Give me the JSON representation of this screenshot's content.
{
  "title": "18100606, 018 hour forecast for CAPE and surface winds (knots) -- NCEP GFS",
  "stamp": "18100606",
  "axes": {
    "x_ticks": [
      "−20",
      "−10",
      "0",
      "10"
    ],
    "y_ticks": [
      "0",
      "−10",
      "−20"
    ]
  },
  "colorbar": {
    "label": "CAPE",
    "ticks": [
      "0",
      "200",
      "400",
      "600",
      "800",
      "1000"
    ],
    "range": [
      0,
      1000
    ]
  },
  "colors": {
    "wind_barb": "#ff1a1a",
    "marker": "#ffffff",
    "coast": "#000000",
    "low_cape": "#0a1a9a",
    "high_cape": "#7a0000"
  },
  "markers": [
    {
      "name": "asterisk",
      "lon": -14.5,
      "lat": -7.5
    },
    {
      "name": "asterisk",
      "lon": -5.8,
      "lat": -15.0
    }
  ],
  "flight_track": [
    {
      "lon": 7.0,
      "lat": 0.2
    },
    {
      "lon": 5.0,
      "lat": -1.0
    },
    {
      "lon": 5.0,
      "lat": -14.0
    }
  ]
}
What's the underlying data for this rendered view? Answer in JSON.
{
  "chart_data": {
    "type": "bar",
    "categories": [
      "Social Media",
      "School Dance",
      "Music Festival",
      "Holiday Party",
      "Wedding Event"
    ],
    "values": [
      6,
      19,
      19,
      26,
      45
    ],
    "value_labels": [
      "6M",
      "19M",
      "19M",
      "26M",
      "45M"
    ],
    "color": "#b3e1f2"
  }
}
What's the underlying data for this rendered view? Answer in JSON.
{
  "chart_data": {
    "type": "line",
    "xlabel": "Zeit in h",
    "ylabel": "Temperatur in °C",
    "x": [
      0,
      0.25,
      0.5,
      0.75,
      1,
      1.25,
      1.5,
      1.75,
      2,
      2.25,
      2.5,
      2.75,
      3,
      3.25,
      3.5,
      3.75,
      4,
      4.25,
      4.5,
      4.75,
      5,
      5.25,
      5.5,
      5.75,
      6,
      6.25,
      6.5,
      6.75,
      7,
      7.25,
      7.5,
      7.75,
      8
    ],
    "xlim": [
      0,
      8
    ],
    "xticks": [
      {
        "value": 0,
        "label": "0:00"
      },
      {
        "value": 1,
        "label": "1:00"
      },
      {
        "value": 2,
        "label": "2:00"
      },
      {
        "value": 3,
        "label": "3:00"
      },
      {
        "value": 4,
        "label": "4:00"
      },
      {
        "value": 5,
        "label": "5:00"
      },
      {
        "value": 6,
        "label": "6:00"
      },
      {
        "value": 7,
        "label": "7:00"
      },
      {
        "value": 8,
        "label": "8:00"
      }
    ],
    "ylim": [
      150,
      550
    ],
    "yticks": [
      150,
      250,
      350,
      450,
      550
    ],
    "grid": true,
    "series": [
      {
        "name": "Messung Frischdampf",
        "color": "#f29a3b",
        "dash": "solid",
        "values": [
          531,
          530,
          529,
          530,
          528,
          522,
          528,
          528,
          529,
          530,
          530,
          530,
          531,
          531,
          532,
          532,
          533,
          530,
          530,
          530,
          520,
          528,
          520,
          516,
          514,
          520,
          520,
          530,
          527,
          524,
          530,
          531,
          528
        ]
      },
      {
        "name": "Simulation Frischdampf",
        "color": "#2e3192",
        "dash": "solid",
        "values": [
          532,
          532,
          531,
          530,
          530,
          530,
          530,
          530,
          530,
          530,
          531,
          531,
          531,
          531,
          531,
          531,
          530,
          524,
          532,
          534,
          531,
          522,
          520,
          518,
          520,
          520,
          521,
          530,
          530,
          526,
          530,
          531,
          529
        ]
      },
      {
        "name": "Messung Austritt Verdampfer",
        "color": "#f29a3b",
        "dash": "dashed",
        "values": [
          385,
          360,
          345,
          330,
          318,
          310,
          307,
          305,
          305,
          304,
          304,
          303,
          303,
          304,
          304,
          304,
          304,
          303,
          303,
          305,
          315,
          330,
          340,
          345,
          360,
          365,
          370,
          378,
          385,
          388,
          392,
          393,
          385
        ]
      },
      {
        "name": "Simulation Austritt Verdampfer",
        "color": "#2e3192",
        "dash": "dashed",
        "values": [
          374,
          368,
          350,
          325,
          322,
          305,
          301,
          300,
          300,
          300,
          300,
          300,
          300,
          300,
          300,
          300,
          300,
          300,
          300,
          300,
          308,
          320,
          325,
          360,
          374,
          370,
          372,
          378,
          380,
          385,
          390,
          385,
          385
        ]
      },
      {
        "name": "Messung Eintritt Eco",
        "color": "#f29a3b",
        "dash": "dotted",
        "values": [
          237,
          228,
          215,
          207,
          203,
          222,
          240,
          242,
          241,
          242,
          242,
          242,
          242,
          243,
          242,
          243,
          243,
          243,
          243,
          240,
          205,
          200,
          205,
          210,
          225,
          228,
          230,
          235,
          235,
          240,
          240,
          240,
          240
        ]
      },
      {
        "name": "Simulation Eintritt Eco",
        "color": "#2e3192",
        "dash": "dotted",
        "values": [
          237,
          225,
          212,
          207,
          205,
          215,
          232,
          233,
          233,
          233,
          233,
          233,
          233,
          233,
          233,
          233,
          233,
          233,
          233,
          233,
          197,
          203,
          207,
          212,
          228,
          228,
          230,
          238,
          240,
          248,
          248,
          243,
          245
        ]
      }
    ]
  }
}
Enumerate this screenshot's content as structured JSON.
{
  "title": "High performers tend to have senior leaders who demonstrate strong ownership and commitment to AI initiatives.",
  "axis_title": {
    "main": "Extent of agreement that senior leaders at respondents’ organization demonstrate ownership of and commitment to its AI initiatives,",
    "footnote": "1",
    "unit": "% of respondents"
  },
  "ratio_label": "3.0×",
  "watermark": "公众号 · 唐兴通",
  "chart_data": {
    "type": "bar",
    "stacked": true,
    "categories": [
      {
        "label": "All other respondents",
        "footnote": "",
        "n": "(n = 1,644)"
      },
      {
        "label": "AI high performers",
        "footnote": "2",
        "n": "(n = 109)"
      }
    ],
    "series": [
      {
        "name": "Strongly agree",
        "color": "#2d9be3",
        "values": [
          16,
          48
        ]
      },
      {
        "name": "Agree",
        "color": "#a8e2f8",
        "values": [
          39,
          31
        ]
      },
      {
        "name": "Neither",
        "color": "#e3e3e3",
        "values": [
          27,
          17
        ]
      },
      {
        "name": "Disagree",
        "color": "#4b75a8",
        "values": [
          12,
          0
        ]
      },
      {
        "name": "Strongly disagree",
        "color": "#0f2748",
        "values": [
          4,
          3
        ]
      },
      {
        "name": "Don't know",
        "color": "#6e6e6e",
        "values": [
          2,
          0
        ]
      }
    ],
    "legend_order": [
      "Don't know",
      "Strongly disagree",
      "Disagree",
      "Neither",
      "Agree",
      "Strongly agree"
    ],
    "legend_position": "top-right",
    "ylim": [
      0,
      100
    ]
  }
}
============================================================
SET PROBLEM: Retype the whole listing above exactly.

FINAL ANSWER:
Give me the JSON representation of this screenshot's content.
{
  "title": "18100606, 018 hour forecast for CAPE and surface winds (knots) -- NCEP GFS",
  "stamp": "18100606",
  "axes": {
    "x_ticks": [
      "−20",
      "−10",
      "0",
      "10"
    ],
    "y_ticks": [
      "0",
      "−10",
      "−20"
    ]
  },
  "colorbar": {
    "label": "CAPE",
    "ticks": [
      "0",
      "200",
      "400",
      "600",
      "800",
      "1000"
    ],
    "range": [
      0,
      1000
    ]
  },
  "colors": {
    "wind_barb": "#ff1a1a",
    "marker": "#ffffff",
    "coast": "#000000",
    "low_cape": "#0a1a9a",
    "high_cape": "#7a0000"
  },
  "markers": [
    {
      "name": "asterisk",
      "lon": -14.5,
      "lat": -7.5
    },
    {
      "name": "asterisk",
      "lon": -5.8,
      "lat": -15.0
    }
  ],
  "flight_track": [
    {
      "lon": 7.0,
      "lat": 0.2
    },
    {
      "lon": 5.0,
      "lat": -1.0
    },
    {
      "lon": 5.0,
      "lat": -14.0
    }
  ]
}
What's the underlying data for this rendered view? Answer in JSON.
{
  "chart_data": {
    "type": "bar",
    "categories": [
      "Social Media",
      "School Dance",
      "Music Festival",
      "Holiday Party",
      "Wedding Event"
    ],
    "values": [
      6,
      19,
      19,
      26,
      45
    ],
    "value_labels": [
      "6M",
      "19M",
      "19M",
      "26M",
      "45M"
    ],
    "color": "#b3e1f2"
  }
}
What's the underlying data for this rendered view? Answer in JSON.
{
  "chart_data": {
    "type": "line",
    "xlabel": "Zeit in h",
    "ylabel": "Temperatur in °C",
    "x": [
      0,
      0.25,
      0.5,
      0.75,
      1,
      1.25,
      1.5,
      1.75,
      2,
      2.25,
      2.5,
      2.75,
      3,
      3.25,
      3.5,
      3.75,
      4,
      4.25,
      4.5,
      4.75,
      5,
      5.25,
      5.5,
      5.75,
      6,
      6.25,
      6.5,
      6.75,
      7,
      7.25,
      7.5,
      7.75,
      8
    ],
    "xlim": [
      0,
      8
    ],
    "xticks": [
      {
        "value": 0,
        "label": "0:00"
      },
      {
        "value": 1,
        "label": "1:00"
      },
      {
        "value": 2,
        "label": "2:00"
      },
      {
        "value": 3,
        "label": "3:00"
      },
      {
        "value": 4,
        "label": "4:00"
      },
      {
        "value": 5,
        "label": "5:00"
      },
      {
        "value": 6,
        "label": "6:00"
      },
      {
        "value": 7,
        "label": "7:00"
      },
      {
        "value": 8,
        "label": "8:00"
      }
    ],
    "ylim": [
      150,
      550
    ],
    "yticks": [
      150,
      250,
      350,
      450,
      550
    ],
    "grid": true,
    "series": [
      {
        "name": "Messung Frischdampf",
        "color": "#f29a3b",
        "dash": "solid",
        "values": [
          531,
          530,
          529,
          530,
          528,
          522,
          528,
          528,
          529,
          530,
          530,
          530,
          531,
          531,
          532,
          532,
          533,
          530,
          530,
          530,
          520,
          528,
          520,
          516,
          514,
          520,
          520,
          530,
          527,
          524,
          530,
          531,
          528
        ]
      },
      {
        "name": "Simulation Frischdampf",
        "color": "#2e3192",
        "dash": "solid",
        "values": [
          532,
          532,
          531,
          530,
          530,
          530,
          530,
          530,
          530,
          530,
          531,
          531,
          531,
          531,
          531,
          531,
          530,
          524,
          532,
          534,
          531,
          522,
          520,
          518,
          520,
          520,
          521,
          530,
          530,
          526,
          530,
          531,
          529
        ]
      },
      {
        "name": "Messung Austritt Verdampfer",
        "color": "#f29a3b",
        "dash": "dashed",
        "values": [
          385,
          360,
          345,
          330,
          318,
          310,
          307,
          305,
          305,
          304,
          304,
          303,
          303,
          304,
          304,
          304,
          304,
          303,
          303,
          305,
          315,
          330,
          340,
          345,
          360,
          365,
          370,
          378,
          385,
          388,
          392,
          393,
          385
        ]
      },
      {
        "name": "Simulation Austritt Verdampfer",
        "color": "#2e3192",
        "dash": "dashed",
        "values": [
          374,
          368,
          350,
          325,
          322,
          305,
          301,
          300,
          300,
          300,
          300,
          300,
          300,
          300,
          300,
          300,
          300,
          300,
          300,
          300,
          308,
          320,
          325,
          360,
          374,
          370,
          372,
          378,
          380,
          385,
          390,
          385,
          385
        ]
      },
      {
        "name": "Messung Eintritt Eco",
        "color": "#f29a3b",
        "dash": "dotted",
        "values": [
          237,
          228,
          215,
          207,
          203,
          222,
          240,
          242,
          241,
          242,
          242,
          242,
          242,
          243,
          242,
          243,
          243,
          243,
          243,
          240,
          205,
          200,
          205,
          210,
          225,
          228,
          230,
          235,
          235,
          240,
          240,
          240,
          240
        ]
      },
      {
        "name": "Simulation Eintritt Eco",
        "color": "#2e3192",
        "dash": "dotted",
        "values": [
          237,
          225,
          212,
          207,
          205,
          215,
          232,
          233,
          233,
          233,
          233,
          233,
          233,
          233,
          233,
          233,
          233,
          233,
          233,
          233,
          197,
          203,
          207,
          212,
          228,
          228,
          230,
          238,
          240,
          248,
          248,
          243,
          245
        ]
      }
    ]
  }
}
Enumerate this screenshot's content as structured JSON.
{
  "title": "High performers tend to have senior leaders who demonstrate strong ownership and commitment to AI initiatives.",
  "axis_title": {
    "main": "Extent of agreement that senior leaders at respondents’ organization demonstrate ownership of and commitment to its AI initiatives,",
    "footnote": "1",
    "unit": "% of respondents"
  },
  "ratio_label": "3.0×",
  "watermark": "公众号 · 唐兴通",
  "chart_data": {
    "type": "bar",
    "stacked": true,
    "categories": [
      {
        "label": "All other respondents",
        "footnote": "",
        "n": "(n = 1,644)"
      },
      {
        "label": "AI high performers",
        "footnote": "2",
        "n": "(n = 109)"
      }
    ],
    "series": [
      {
        "name": "Strongly agree",
        "color": "#2d9be3",
        "values": [
          16,
          48
        ]
      },
      {
        "name": "Agree",
        "color": "#a8e2f8",
        "values": [
          39,
          31
        ]
      },
      {
        "name": "Neither",
        "color": "#e3e3e3",
        "values": [
          27,
          17
        ]
      },
      {
        "name": "Disagree",
        "color": "#4b75a8",
        "values": [
          12,
          0
        ]
      },
      {
        "name": "Strongly disagree",
        "color": "#0f2748",
        "values": [
          4,
          3
        ]
      },
      {
        "name": "Don't know",
        "color": "#6e6e6e",
        "values": [
          2,
          0
        ]
      }
    ],
    "legend_order": [
      "Don't know",
      "Strongly disagree",
      "Disagree",
      "Neither",
      "Agree",
      "Strongly agree"
    ],
    "legend_position": "top-right",
    "ylim": [
      0,
      100
    ]
  }
}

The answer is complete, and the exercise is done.